Written exercise: Identify each line holding the string "Muiden" and copy it.

──────── Information supplied

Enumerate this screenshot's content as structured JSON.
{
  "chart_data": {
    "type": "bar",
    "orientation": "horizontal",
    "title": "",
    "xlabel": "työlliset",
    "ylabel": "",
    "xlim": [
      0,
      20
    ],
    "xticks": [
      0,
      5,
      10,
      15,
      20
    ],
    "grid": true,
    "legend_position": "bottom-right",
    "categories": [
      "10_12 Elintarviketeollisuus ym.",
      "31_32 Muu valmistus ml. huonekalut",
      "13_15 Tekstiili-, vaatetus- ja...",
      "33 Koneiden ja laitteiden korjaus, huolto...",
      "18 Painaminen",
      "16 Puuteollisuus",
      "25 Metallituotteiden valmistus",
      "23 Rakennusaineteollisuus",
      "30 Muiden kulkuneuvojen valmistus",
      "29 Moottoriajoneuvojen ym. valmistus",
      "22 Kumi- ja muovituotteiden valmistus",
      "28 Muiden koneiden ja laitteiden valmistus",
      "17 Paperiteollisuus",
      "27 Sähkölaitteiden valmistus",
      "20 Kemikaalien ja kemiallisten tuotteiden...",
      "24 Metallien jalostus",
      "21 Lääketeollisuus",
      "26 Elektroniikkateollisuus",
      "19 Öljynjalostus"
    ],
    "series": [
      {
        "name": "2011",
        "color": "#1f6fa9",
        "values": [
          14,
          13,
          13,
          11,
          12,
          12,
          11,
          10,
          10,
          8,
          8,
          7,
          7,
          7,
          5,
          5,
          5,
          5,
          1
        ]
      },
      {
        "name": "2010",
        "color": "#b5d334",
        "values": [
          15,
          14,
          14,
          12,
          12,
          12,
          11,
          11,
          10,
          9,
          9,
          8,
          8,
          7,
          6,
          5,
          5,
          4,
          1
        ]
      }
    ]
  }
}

────────────────

Answer to this task:
      "30 Muiden kulkuneuvojen valmistus",
      "28 Muiden koneiden ja laitteiden valmistus",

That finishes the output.